Each line of the listing that contains the word "TradingView" is to be copied.

= = = = = = =

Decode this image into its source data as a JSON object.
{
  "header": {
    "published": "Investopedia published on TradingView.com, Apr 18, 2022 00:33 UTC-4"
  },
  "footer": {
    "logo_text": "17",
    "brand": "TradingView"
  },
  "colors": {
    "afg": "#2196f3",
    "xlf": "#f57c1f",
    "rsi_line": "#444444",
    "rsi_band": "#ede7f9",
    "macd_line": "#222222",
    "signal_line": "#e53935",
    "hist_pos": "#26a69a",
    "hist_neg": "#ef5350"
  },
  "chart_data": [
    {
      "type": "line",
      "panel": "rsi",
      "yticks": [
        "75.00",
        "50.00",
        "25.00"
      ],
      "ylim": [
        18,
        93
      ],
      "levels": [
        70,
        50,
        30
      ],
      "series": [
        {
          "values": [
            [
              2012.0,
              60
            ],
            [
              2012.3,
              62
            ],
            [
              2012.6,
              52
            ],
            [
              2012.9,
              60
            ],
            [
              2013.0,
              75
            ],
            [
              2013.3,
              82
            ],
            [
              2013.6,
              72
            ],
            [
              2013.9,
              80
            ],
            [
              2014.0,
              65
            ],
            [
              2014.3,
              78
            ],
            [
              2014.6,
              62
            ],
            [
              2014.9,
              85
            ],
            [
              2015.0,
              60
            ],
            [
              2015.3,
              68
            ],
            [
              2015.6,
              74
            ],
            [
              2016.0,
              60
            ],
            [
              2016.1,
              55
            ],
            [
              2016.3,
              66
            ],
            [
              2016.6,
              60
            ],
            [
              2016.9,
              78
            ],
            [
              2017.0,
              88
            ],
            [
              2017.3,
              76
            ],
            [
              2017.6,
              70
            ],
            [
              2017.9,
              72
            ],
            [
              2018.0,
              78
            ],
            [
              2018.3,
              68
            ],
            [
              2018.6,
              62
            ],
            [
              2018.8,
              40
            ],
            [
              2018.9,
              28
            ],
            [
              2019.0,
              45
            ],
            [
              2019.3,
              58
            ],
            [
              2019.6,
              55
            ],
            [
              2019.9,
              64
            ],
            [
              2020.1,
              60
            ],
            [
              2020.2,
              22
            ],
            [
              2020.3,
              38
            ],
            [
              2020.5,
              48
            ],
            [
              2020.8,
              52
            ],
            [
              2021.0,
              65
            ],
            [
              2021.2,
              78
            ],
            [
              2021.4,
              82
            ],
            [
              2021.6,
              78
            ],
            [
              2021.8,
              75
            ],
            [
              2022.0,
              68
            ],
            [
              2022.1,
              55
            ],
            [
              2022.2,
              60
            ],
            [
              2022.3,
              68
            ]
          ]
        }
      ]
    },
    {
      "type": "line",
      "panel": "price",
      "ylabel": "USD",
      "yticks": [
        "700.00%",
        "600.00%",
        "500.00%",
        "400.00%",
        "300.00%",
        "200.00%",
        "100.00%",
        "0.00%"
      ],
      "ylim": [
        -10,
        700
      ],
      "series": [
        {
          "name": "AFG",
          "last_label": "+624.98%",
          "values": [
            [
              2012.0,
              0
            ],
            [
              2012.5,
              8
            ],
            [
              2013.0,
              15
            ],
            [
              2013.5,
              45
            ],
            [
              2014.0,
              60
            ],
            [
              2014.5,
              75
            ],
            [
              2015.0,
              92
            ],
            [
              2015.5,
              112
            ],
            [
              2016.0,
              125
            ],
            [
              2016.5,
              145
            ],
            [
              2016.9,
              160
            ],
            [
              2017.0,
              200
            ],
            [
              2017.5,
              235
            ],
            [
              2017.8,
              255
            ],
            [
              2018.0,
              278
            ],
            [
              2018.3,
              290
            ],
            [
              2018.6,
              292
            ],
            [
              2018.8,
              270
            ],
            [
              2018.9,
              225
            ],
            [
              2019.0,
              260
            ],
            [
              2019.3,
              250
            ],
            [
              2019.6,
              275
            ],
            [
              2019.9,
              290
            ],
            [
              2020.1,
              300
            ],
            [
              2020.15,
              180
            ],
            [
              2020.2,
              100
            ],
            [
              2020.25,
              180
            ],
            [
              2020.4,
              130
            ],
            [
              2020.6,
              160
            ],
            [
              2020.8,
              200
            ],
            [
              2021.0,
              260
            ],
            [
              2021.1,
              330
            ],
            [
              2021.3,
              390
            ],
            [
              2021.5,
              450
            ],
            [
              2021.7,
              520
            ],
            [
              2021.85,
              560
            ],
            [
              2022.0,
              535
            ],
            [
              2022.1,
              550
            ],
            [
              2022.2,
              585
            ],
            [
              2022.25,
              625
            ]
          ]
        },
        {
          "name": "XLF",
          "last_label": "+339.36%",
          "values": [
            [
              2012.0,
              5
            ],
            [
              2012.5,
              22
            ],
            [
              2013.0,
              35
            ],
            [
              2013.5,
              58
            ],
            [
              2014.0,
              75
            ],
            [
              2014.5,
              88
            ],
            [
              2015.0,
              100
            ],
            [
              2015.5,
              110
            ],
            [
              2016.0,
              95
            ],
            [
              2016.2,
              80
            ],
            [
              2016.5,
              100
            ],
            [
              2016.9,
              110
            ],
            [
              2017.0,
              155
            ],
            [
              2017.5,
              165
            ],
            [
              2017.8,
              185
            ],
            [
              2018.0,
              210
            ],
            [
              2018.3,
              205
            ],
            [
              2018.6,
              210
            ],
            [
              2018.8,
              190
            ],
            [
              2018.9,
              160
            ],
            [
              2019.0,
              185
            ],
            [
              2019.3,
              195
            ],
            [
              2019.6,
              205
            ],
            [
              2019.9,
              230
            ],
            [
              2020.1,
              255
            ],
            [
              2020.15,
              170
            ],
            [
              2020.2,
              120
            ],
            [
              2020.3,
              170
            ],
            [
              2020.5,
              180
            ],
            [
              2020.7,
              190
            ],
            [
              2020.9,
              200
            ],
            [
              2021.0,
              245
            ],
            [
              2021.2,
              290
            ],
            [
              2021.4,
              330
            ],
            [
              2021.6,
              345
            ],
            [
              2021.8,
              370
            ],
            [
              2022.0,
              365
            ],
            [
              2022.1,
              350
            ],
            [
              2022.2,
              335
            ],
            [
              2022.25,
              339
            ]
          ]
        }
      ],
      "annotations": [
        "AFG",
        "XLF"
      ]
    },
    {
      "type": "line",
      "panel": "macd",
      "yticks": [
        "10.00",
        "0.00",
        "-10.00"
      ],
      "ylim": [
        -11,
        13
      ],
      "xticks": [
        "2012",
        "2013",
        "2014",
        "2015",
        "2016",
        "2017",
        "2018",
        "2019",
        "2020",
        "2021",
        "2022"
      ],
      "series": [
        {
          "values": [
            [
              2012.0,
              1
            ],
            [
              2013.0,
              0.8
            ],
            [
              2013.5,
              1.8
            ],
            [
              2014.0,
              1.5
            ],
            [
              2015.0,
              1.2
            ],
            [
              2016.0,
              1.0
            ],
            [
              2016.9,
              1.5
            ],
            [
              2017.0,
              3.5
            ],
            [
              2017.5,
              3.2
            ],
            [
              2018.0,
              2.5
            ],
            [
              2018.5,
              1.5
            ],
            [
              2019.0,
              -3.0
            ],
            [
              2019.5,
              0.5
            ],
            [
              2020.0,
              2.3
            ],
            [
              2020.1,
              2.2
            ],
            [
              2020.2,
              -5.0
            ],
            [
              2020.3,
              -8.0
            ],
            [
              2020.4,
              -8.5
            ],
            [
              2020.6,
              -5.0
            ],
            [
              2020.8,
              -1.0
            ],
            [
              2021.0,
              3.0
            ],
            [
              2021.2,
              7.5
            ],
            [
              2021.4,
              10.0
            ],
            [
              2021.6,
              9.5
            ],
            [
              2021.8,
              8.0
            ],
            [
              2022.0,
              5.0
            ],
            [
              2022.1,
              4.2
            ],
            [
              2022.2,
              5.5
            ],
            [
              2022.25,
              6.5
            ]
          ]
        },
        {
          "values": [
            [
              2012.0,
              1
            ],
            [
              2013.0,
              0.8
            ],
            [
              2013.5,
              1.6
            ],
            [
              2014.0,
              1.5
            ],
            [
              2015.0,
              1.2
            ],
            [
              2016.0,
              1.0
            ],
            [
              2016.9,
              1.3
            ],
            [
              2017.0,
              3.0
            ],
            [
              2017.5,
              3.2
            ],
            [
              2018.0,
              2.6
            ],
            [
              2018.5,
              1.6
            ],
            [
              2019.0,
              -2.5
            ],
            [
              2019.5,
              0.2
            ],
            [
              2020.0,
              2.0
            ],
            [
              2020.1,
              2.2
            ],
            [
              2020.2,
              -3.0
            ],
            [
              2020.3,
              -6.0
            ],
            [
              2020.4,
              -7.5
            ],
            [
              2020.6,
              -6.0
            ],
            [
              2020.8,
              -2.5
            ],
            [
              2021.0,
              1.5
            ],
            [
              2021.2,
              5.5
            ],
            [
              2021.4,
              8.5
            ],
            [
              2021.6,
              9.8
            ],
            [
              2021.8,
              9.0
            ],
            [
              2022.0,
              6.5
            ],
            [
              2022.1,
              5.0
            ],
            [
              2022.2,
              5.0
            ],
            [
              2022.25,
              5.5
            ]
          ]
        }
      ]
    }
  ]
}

= = = = = = =

## SOLUTION BELOW
    "published": "Investopedia published on TradingView.com, Apr 18, 2022 00:33 UTC-4"
    "brand": "TradingView"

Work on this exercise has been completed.